What this task involves: Write out all of the records precisely. Skip anything that is a picture.

* start Excerpted data *

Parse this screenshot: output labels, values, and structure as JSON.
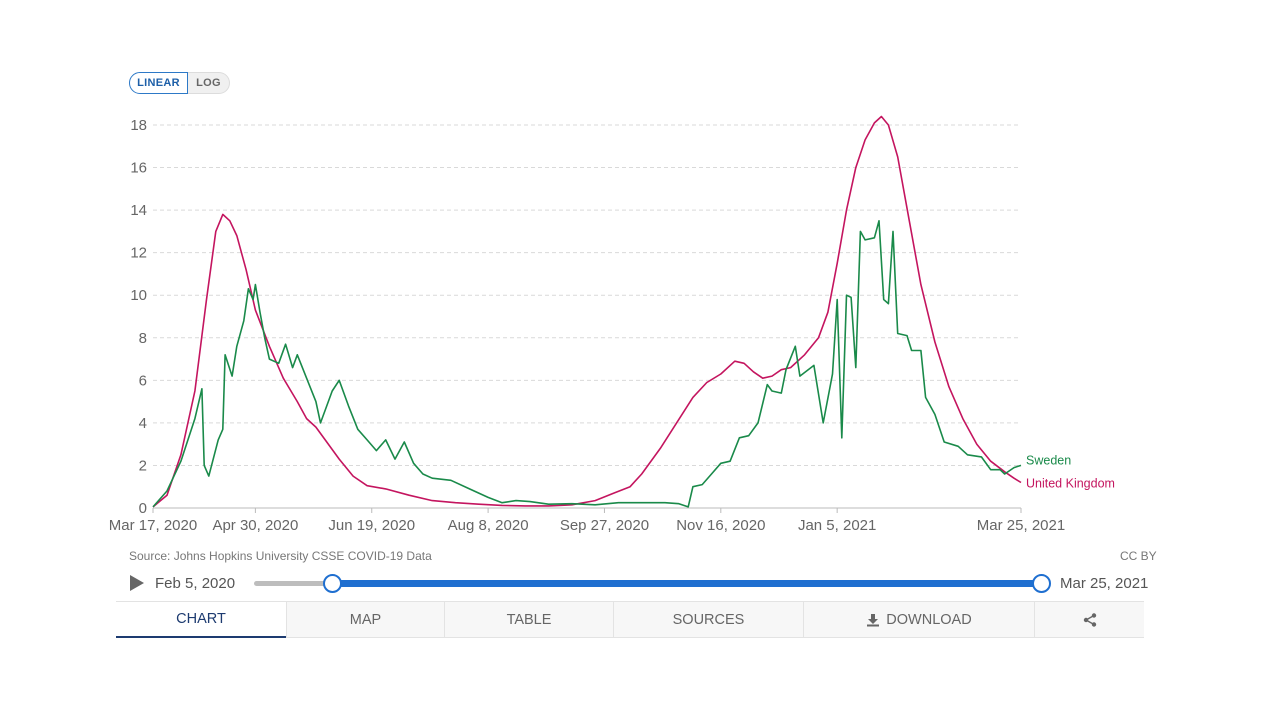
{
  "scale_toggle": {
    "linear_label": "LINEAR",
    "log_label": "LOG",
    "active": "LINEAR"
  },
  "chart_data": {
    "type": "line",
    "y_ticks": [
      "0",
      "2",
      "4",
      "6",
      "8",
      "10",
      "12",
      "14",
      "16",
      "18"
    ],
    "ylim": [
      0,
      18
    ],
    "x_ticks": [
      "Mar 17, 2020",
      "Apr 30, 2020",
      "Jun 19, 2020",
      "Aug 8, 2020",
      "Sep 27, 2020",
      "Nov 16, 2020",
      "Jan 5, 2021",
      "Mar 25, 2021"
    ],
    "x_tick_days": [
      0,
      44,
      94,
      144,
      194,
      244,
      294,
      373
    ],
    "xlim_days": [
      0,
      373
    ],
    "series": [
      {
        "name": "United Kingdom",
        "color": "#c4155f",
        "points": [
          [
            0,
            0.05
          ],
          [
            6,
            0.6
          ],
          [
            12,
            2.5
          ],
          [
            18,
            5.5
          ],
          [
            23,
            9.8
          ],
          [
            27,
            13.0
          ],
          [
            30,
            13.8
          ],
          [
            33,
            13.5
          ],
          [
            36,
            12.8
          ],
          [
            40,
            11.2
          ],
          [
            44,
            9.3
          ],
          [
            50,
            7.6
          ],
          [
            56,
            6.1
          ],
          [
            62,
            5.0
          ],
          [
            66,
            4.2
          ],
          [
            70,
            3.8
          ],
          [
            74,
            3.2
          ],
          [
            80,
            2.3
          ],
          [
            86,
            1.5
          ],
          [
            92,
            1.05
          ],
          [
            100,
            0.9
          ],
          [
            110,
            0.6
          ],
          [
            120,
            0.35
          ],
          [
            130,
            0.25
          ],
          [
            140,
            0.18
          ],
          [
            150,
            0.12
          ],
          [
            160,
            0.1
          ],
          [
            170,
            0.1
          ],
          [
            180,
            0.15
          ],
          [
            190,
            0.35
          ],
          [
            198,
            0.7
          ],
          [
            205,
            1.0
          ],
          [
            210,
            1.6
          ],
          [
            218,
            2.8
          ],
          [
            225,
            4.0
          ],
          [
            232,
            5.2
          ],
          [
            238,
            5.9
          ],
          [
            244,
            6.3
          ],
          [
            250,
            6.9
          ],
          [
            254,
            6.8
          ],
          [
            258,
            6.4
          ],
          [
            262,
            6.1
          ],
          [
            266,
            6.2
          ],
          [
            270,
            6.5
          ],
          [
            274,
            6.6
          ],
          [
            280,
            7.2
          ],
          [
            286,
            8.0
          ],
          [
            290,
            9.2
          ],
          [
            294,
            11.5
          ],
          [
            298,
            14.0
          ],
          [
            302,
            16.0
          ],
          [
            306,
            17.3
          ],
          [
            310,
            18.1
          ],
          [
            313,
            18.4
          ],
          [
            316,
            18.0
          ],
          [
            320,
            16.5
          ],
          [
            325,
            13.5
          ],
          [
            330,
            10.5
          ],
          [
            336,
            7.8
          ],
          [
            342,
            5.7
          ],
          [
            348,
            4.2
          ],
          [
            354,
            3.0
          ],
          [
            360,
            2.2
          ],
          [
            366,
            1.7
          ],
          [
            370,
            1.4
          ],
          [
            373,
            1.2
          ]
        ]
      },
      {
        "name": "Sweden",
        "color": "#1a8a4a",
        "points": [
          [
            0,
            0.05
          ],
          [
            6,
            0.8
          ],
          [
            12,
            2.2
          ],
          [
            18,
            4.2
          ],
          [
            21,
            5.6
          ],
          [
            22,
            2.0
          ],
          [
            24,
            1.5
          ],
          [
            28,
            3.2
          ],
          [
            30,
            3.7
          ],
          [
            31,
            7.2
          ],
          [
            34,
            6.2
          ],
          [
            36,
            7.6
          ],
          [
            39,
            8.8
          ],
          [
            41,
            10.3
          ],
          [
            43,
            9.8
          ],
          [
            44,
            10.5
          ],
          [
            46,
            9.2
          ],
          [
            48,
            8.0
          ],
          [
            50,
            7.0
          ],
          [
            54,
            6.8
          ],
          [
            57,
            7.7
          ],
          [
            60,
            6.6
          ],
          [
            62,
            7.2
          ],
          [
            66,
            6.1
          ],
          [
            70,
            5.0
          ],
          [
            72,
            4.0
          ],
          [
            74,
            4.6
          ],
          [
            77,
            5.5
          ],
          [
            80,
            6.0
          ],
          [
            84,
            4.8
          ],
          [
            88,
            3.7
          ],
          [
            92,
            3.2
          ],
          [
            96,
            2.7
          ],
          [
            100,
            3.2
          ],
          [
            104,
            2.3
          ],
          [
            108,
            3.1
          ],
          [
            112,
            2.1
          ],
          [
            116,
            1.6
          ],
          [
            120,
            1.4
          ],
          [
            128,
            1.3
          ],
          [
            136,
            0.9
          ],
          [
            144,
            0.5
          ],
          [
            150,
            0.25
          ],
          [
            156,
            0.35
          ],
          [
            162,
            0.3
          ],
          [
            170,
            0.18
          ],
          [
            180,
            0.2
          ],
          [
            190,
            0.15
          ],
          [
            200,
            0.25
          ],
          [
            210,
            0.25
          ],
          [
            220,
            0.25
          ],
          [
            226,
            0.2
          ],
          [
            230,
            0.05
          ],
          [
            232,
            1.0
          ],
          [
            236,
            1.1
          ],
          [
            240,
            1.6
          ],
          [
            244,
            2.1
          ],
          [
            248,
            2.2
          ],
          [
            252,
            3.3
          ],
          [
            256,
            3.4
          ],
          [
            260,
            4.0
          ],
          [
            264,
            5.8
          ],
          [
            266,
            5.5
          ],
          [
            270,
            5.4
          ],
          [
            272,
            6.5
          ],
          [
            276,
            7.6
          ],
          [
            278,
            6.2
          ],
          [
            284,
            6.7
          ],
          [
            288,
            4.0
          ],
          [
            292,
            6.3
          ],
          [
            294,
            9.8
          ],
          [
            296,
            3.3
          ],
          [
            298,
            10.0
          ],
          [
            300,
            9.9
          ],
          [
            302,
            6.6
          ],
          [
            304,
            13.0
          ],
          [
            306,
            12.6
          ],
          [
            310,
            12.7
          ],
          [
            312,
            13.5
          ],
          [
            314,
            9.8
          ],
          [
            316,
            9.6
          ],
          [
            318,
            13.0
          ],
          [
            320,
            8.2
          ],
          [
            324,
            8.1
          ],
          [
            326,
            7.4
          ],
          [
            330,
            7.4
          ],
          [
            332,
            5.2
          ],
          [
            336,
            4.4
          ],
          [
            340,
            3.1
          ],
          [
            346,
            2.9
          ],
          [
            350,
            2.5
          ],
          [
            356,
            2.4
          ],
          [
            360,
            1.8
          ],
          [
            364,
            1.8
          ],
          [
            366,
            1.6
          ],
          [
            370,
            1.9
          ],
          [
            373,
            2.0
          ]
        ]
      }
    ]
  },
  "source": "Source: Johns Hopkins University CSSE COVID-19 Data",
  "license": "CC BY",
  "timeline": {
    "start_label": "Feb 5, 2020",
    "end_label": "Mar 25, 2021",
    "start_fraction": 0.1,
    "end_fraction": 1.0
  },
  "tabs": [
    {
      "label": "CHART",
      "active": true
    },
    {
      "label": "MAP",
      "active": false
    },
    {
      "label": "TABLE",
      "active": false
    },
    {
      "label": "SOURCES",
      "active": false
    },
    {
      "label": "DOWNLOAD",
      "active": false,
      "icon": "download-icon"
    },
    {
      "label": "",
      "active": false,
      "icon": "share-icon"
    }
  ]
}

* end Excerpted data *

Output for this task:
Parse this screenshot: output labels, values, and structure as JSON.
{
  "scale_toggle": {
    "linear_label": "LINEAR",
    "log_label": "LOG",
    "active": "LINEAR"
  },
  "chart_data": {
    "type": "line",
    "y_ticks": [
      "0",
      "2",
      "4",
      "6",
      "8",
      "10",
      "12",
      "14",
      "16",
      "18"
    ],
    "ylim": [
      0,
      18
    ],
    "x_ticks": [
      "Mar 17, 2020",
      "Apr 30, 2020",
      "Jun 19, 2020",
      "Aug 8, 2020",
      "Sep 27, 2020",
      "Nov 16, 2020",
      "Jan 5, 2021",
      "Mar 25, 2021"
    ],
    "x_tick_days": [
      0,
      44,
      94,
      144,
      194,
      244,
      294,
      373
    ],
    "xlim_days": [
      0,
      373
    ],
    "series": [
      {
        "name": "United Kingdom",
        "color": "#c4155f",
        "points": [
          [
            0,
            0.05
          ],
          [
            6,
            0.6
          ],
          [
            12,
            2.5
          ],
          [
            18,
            5.5
          ],
          [
            23,
            9.8
          ],
          [
            27,
            13.0
          ],
          [
            30,
            13.8
          ],
          [
            33,
            13.5
          ],
          [
            36,
            12.8
          ],
          [
            40,
            11.2
          ],
          [
            44,
            9.3
          ],
          [
            50,
            7.6
          ],
          [
            56,
            6.1
          ],
          [
            62,
            5.0
          ],
          [
            66,
            4.2
          ],
          [
            70,
            3.8
          ],
          [
            74,
            3.2
          ],
          [
            80,
            2.3
          ],
          [
            86,
            1.5
          ],
          [
            92,
            1.05
          ],
          [
            100,
            0.9
          ],
          [
            110,
            0.6
          ],
          [
            120,
            0.35
          ],
          [
            130,
            0.25
          ],
          [
            140,
            0.18
          ],
          [
            150,
            0.12
          ],
          [
            160,
            0.1
          ],
          [
            170,
            0.1
          ],
          [
            180,
            0.15
          ],
          [
            190,
            0.35
          ],
          [
            198,
            0.7
          ],
          [
            205,
            1.0
          ],
          [
            210,
            1.6
          ],
          [
            218,
            2.8
          ],
          [
            225,
            4.0
          ],
          [
            232,
            5.2
          ],
          [
            238,
            5.9
          ],
          [
            244,
            6.3
          ],
          [
            250,
            6.9
          ],
          [
            254,
            6.8
          ],
          [
            258,
            6.4
          ],
          [
            262,
            6.1
          ],
          [
            266,
            6.2
          ],
          [
            270,
            6.5
          ],
          [
            274,
            6.6
          ],
          [
            280,
            7.2
          ],
          [
            286,
            8.0
          ],
          [
            290,
            9.2
          ],
          [
            294,
            11.5
          ],
          [
            298,
            14.0
          ],
          [
            302,
            16.0
          ],
          [
            306,
            17.3
          ],
          [
            310,
            18.1
          ],
          [
            313,
            18.4
          ],
          [
            316,
            18.0
          ],
          [
            320,
            16.5
          ],
          [
            325,
            13.5
          ],
          [
            330,
            10.5
          ],
          [
            336,
            7.8
          ],
          [
            342,
            5.7
          ],
          [
            348,
            4.2
          ],
          [
            354,
            3.0
          ],
          [
            360,
            2.2
          ],
          [
            366,
            1.7
          ],
          [
            370,
            1.4
          ],
          [
            373,
            1.2
          ]
        ]
      },
      {
        "name": "Sweden",
        "color": "#1a8a4a",
        "points": [
          [
            0,
            0.05
          ],
          [
            6,
            0.8
          ],
          [
            12,
            2.2
          ],
          [
            18,
            4.2
          ],
          [
            21,
            5.6
          ],
          [
            22,
            2.0
          ],
          [
            24,
            1.5
          ],
          [
            28,
            3.2
          ],
          [
            30,
            3.7
          ],
          [
            31,
            7.2
          ],
          [
            34,
            6.2
          ],
          [
            36,
            7.6
          ],
          [
            39,
            8.8
          ],
          [
            41,
            10.3
          ],
          [
            43,
            9.8
          ],
          [
            44,
            10.5
          ],
          [
            46,
            9.2
          ],
          [
            48,
            8.0
          ],
          [
            50,
            7.0
          ],
          [
            54,
            6.8
          ],
          [
            57,
            7.7
          ],
          [
            60,
            6.6
          ],
          [
            62,
            7.2
          ],
          [
            66,
            6.1
          ],
          [
            70,
            5.0
          ],
          [
            72,
            4.0
          ],
          [
            74,
            4.6
          ],
          [
            77,
            5.5
          ],
          [
            80,
            6.0
          ],
          [
            84,
            4.8
          ],
          [
            88,
            3.7
          ],
          [
            92,
            3.2
          ],
          [
            96,
            2.7
          ],
          [
            100,
            3.2
          ],
          [
            104,
            2.3
          ],
          [
            108,
            3.1
          ],
          [
            112,
            2.1
          ],
          [
            116,
            1.6
          ],
          [
            120,
            1.4
          ],
          [
            128,
            1.3
          ],
          [
            136,
            0.9
          ],
          [
            144,
            0.5
          ],
          [
            150,
            0.25
          ],
          [
            156,
            0.35
          ],
          [
            162,
            0.3
          ],
          [
            170,
            0.18
          ],
          [
            180,
            0.2
          ],
          [
            190,
            0.15
          ],
          [
            200,
            0.25
          ],
          [
            210,
            0.25
          ],
          [
            220,
            0.25
          ],
          [
            226,
            0.2
          ],
          [
            230,
            0.05
          ],
          [
            232,
            1.0
          ],
          [
            236,
            1.1
          ],
          [
            240,
            1.6
          ],
          [
            244,
            2.1
          ],
          [
            248,
            2.2
          ],
          [
            252,
            3.3
          ],
          [
            256,
            3.4
          ],
          [
            260,
            4.0
          ],
          [
            264,
            5.8
          ],
          [
            266,
            5.5
          ],
          [
            270,
            5.4
          ],
          [
            272,
            6.5
          ],
          [
            276,
            7.6
          ],
          [
            278,
            6.2
          ],
          [
            284,
            6.7
          ],
          [
            288,
            4.0
          ],
          [
            292,
            6.3
          ],
          [
            294,
            9.8
          ],
          [
            296,
            3.3
          ],
          [
            298,
            10.0
          ],
          [
            300,
            9.9
          ],
          [
            302,
            6.6
          ],
          [
            304,
            13.0
          ],
          [
            306,
            12.6
          ],
          [
            310,
            12.7
          ],
          [
            312,
            13.5
          ],
          [
            314,
            9.8
          ],
          [
            316,
            9.6
          ],
          [
            318,
            13.0
          ],
          [
            320,
            8.2
          ],
          [
            324,
            8.1
          ],
          [
            326,
            7.4
          ],
          [
            330,
            7.4
          ],
          [
            332,
            5.2
          ],
          [
            336,
            4.4
          ],
          [
            340,
            3.1
          ],
          [
            346,
            2.9
          ],
          [
            350,
            2.5
          ],
          [
            356,
            2.4
          ],
          [
            360,
            1.8
          ],
          [
            364,
            1.8
          ],
          [
            366,
            1.6
          ],
          [
            370,
            1.9
          ],
          [
            373,
            2.0
          ]
        ]
      }
    ]
  },
  "source": "Source: Johns Hopkins University CSSE COVID-19 Data",
  "license": "CC BY",
  "timeline": {
    "start_label": "Feb 5, 2020",
    "end_label": "Mar 25, 2021",
    "start_fraction": 0.1,
    "end_fraction": 1.0
  },
  "tabs": [
    {
      "label": "CHART",
      "active": true
    },
    {
      "label": "MAP",
      "active": false
    },
    {
      "label": "TABLE",
      "active": false
    },
    {
      "label": "SOURCES",
      "active": false
    },
    {
      "label": "DOWNLOAD",
      "active": false,
      "icon": "download-icon"
    },
    {
      "label": "",
      "active": false,
      "icon": "share-icon"
    }
  ]
}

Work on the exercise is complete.